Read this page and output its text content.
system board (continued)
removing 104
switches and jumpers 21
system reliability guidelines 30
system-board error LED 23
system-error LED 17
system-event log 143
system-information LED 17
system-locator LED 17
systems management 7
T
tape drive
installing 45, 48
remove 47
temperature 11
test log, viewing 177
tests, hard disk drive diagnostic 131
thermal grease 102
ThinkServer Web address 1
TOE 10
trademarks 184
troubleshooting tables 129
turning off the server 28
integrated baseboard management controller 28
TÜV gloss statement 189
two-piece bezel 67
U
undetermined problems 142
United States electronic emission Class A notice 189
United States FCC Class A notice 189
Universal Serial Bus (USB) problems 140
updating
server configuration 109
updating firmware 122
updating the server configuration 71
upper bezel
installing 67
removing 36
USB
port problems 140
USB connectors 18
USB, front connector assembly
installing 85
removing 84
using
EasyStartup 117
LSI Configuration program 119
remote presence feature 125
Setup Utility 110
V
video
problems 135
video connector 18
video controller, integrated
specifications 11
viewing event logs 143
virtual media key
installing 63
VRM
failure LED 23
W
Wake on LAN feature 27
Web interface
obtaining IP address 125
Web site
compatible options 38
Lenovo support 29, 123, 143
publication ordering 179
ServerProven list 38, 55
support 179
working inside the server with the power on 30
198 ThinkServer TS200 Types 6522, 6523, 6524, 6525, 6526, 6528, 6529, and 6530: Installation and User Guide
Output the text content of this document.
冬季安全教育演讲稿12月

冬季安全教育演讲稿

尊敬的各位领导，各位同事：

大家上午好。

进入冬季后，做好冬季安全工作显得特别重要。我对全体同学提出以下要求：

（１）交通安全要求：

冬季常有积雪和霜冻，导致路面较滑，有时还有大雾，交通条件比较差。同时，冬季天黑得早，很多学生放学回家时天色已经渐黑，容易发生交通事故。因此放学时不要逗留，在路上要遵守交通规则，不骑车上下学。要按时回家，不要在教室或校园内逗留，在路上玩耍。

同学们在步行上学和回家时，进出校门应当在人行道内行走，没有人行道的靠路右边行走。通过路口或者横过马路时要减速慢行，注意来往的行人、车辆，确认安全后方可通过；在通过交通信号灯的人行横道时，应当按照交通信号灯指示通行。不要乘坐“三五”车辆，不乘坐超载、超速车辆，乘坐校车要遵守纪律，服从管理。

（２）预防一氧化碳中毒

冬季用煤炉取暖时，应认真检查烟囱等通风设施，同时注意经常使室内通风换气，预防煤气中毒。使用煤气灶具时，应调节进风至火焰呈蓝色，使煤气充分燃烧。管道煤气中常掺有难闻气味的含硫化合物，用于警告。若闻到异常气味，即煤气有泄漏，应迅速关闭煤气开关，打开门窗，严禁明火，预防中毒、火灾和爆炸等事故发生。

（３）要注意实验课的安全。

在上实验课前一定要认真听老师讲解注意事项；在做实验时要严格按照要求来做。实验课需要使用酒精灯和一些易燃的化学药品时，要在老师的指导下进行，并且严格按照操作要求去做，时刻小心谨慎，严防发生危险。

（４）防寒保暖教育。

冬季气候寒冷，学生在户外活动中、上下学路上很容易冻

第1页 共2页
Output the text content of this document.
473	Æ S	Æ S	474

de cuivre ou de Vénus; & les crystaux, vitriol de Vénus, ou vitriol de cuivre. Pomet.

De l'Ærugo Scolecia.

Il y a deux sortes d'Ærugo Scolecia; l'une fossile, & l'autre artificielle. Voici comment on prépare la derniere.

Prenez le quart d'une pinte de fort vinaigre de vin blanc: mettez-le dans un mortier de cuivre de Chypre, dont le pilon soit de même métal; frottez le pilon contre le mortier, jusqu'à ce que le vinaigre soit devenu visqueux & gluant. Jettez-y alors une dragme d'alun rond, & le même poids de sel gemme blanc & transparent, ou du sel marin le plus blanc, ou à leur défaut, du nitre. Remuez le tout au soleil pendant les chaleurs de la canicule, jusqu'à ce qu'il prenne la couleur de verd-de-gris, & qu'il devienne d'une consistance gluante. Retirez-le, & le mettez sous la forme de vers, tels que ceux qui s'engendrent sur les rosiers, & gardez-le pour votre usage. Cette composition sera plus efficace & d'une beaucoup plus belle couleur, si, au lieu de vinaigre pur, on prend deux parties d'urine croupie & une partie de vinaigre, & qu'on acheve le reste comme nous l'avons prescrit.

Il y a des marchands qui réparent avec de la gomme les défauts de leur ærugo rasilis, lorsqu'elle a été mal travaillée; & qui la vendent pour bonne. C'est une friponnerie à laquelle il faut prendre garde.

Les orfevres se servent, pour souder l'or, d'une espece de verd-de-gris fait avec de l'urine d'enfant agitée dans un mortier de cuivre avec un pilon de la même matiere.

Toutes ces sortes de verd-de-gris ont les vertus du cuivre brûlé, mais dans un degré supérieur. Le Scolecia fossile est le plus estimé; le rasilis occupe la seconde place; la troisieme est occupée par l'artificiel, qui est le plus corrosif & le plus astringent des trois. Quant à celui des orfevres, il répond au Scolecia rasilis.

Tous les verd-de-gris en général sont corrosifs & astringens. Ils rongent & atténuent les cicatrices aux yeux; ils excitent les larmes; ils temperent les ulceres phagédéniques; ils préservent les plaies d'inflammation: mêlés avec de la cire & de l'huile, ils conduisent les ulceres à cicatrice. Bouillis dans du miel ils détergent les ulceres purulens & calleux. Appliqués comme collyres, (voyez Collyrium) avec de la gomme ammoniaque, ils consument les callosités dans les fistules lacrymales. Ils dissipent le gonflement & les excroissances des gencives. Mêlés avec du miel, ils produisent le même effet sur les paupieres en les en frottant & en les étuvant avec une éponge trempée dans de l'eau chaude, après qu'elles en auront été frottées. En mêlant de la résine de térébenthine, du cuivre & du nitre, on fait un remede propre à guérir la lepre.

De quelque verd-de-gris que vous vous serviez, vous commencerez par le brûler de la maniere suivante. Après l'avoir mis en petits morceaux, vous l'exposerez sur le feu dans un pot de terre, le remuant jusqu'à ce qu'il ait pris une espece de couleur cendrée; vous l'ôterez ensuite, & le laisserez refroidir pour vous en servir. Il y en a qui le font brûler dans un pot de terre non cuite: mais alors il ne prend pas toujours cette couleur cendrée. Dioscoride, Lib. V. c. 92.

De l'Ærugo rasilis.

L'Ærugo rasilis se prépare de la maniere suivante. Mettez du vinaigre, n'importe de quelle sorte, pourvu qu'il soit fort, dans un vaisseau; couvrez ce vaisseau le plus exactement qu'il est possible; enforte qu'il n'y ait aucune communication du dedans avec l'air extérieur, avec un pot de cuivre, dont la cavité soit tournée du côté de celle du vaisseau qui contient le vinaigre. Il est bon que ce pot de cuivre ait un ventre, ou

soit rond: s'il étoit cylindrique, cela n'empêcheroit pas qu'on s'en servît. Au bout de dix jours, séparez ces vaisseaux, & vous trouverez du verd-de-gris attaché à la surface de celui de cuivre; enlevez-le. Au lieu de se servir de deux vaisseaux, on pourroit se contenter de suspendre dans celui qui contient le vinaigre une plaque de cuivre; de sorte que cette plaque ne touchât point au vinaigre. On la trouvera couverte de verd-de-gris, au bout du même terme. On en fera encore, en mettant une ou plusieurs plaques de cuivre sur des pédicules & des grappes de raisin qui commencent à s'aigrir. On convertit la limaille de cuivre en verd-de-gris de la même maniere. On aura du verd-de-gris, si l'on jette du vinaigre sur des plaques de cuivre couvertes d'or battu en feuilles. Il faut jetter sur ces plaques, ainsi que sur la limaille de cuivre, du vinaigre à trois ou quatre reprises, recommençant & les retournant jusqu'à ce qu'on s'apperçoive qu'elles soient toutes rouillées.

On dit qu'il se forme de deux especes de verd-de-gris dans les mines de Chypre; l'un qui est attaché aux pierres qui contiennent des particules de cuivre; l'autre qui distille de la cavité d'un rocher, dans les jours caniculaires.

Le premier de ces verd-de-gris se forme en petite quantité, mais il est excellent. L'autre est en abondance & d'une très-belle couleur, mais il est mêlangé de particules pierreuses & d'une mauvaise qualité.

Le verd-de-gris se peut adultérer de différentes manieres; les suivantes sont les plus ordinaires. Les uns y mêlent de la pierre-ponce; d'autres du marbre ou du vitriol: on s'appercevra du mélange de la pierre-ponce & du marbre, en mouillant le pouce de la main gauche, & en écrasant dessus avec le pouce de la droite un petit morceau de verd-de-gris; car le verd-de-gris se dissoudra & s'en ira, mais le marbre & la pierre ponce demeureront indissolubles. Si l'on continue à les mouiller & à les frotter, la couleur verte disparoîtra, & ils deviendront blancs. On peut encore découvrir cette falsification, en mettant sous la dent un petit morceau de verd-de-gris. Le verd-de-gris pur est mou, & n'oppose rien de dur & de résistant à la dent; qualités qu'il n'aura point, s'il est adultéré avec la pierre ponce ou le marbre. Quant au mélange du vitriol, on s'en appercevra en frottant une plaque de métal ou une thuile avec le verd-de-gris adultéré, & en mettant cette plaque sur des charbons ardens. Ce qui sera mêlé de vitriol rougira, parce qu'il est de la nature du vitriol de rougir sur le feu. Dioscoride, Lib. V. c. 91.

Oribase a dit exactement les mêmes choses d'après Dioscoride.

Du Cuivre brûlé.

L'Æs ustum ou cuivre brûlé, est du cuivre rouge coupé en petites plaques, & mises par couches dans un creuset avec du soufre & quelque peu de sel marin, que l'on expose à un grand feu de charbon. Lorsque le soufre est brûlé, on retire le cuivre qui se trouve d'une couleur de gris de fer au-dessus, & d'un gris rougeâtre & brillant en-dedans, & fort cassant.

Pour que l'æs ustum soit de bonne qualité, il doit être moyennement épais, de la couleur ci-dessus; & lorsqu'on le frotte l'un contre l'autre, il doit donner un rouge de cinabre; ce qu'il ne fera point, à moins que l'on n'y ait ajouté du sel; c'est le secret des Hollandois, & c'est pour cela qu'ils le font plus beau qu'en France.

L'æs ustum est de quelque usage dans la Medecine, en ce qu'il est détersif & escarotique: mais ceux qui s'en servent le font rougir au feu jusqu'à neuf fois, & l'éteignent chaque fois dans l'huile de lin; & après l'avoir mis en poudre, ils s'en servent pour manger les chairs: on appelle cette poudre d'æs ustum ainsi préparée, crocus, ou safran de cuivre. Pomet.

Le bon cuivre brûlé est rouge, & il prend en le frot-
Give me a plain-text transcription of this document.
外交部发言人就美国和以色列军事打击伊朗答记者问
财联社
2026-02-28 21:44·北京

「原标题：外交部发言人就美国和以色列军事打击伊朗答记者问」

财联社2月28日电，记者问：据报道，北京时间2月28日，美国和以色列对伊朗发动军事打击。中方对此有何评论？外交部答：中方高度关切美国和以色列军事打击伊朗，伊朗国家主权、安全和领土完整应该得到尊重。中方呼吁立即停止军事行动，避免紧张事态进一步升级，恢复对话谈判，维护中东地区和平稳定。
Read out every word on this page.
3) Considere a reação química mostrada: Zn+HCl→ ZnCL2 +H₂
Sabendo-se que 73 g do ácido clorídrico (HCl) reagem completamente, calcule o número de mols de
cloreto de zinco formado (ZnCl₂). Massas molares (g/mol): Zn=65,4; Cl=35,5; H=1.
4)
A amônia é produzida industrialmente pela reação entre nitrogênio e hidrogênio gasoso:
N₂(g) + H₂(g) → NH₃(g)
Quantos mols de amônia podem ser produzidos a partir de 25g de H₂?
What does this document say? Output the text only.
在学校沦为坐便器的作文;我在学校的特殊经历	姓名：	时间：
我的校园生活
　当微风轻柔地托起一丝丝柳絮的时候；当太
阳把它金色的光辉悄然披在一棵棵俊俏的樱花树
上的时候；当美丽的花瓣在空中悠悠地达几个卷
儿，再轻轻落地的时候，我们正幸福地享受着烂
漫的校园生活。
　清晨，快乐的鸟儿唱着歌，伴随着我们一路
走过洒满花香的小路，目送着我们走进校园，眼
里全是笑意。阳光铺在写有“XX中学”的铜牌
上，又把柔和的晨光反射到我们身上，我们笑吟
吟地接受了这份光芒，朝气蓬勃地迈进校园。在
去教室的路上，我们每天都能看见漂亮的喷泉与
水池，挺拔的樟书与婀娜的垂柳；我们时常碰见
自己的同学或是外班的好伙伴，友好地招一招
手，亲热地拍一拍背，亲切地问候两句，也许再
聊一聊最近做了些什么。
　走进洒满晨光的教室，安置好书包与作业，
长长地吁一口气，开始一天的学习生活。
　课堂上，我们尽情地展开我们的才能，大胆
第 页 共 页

+ + + + + + +

#### [Problem description]
Show every line where the string "exactement" appears.

#### [Output for this exercise]
L'Ærugo rasilis se prépare de la maniere suivante. Mettez du vinaigre, n'importe de quelle sorte, pourvu qu'il soit fort, dans un vaisseau; couvrez ce vaisseau le plus exactement qu'il est possible; enforte qu'il n'y ait aucune communication du dedans avec l'air extérieur, avec un pot de cuivre, dont la cavité soit tournée du côté de celle du vaisseau qui contient le vinaigre. Il est bon que ce pot de cuivre ait un ventre, ou
Oribase a dit exactement les mêmes choses d'après Dioscoride.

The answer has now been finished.